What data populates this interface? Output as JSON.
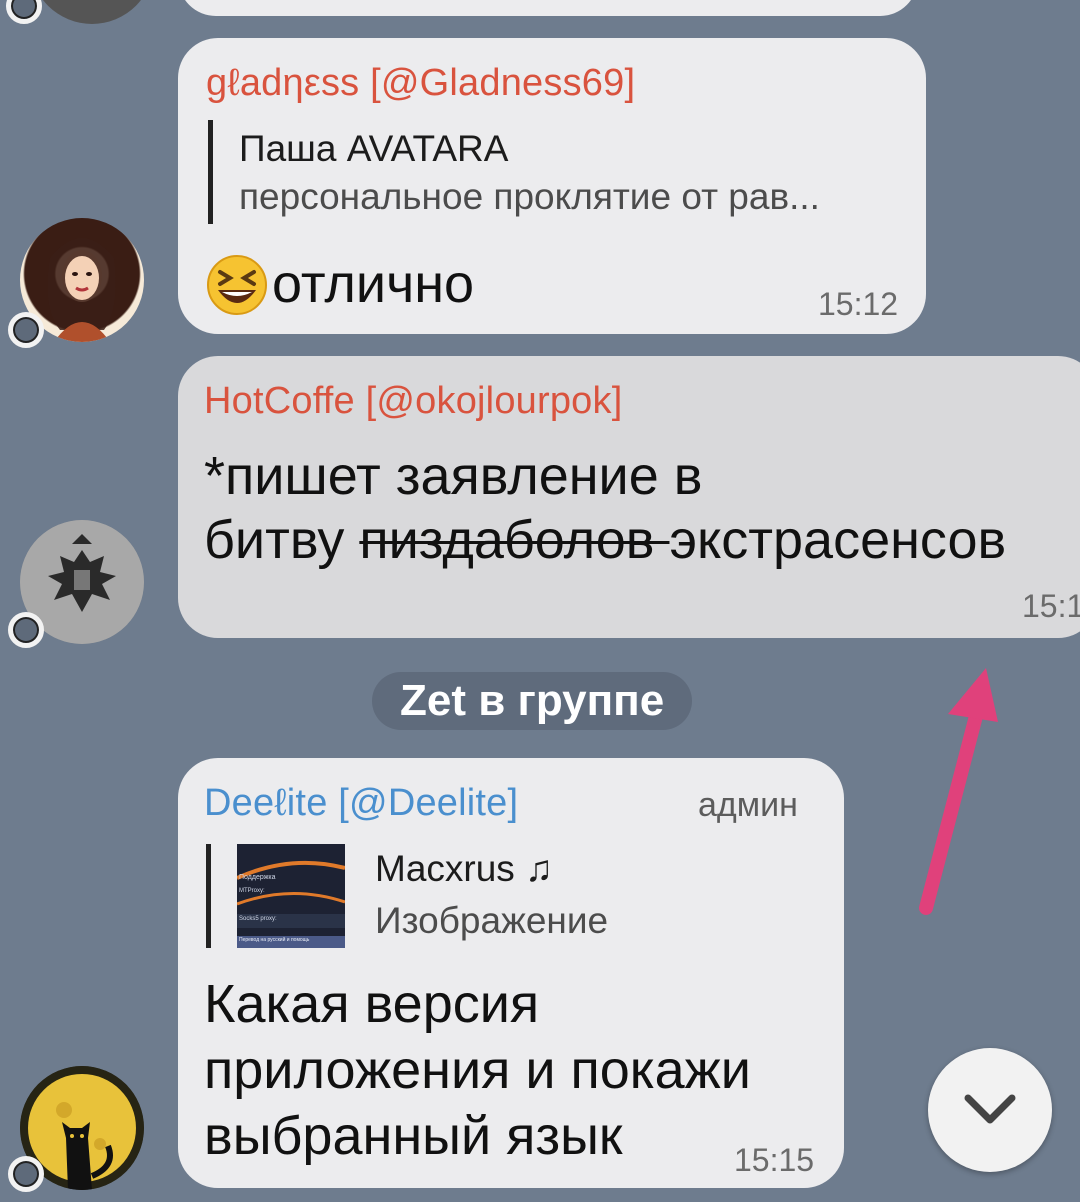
{
  "messages": [
    {
      "sender": "gℓadηεss [@Gladness69]",
      "sender_color": "#d9533e",
      "reply": {
        "name": "Паша AVATARA",
        "text": "персональное проклятие от рав..."
      },
      "emoji": "laughing-emoji",
      "text": "отлично",
      "time": "15:12"
    },
    {
      "sender": "HotCoffe [@okojlourpok]",
      "sender_color": "#d9533e",
      "line1": "*пишет заявление в",
      "line2_prefix": "битву ",
      "line2_struck": "пиздаболов ",
      "line2_suffix": "экстрасенсов",
      "time": "15:1"
    },
    {
      "sender": "Deeℓite [@Deelite]",
      "sender_color": "#4a8fce",
      "badge": "админ",
      "reply": {
        "name": "Macxrus ♫",
        "text": "Изображение"
      },
      "thumb_lines": [
        "Поддержка",
        "MTProxy:",
        "Socks5 proxy:",
        "Перевод на русский и помощь"
      ],
      "line1": "Какая версия",
      "line2": "приложения и покажи",
      "line3": "выбранный язык",
      "time": "15:15"
    }
  ],
  "service_message": "Zet в группе",
  "colors": {
    "background": "#6e7c8e",
    "bubble": "#ececee",
    "arrow": "#e0417b"
  },
  "icons": [
    "chevron-down-icon",
    "arrow-annotation"
  ]
}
========================
» **Problem requirements**
Can you restate all the records above word for word while dropping the pictures?

» **Written reply**
What data populates this interface? Output as JSON.
{
  "messages": [
    {
      "sender": "gℓadηεss [@Gladness69]",
      "sender_color": "#d9533e",
      "reply": {
        "name": "Паша AVATARA",
        "text": "персональное проклятие от рав..."
      },
      "emoji": "laughing-emoji",
      "text": "отлично",
      "time": "15:12"
    },
    {
      "sender": "HotCoffe [@okojlourpok]",
      "sender_color": "#d9533e",
      "line1": "*пишет заявление в",
      "line2_prefix": "битву ",
      "line2_struck": "пиздаболов ",
      "line2_suffix": "экстрасенсов",
      "time": "15:1"
    },
    {
      "sender": "Deeℓite [@Deelite]",
      "sender_color": "#4a8fce",
      "badge": "админ",
      "reply": {
        "name": "Macxrus ♫",
        "text": "Изображение"
      },
      "thumb_lines": [
        "Поддержка",
        "MTProxy:",
        "Socks5 proxy:",
        "Перевод на русский и помощь"
      ],
      "line1": "Какая версия",
      "line2": "приложения и покажи",
      "line3": "выбранный язык",
      "time": "15:15"
    }
  ],
  "service_message": "Zet в группе",
  "colors": {
    "background": "#6e7c8e",
    "bubble": "#ececee",
    "arrow": "#e0417b"
  },
  "icons": [
    "chevron-down-icon",
    "arrow-annotation"
  ]
}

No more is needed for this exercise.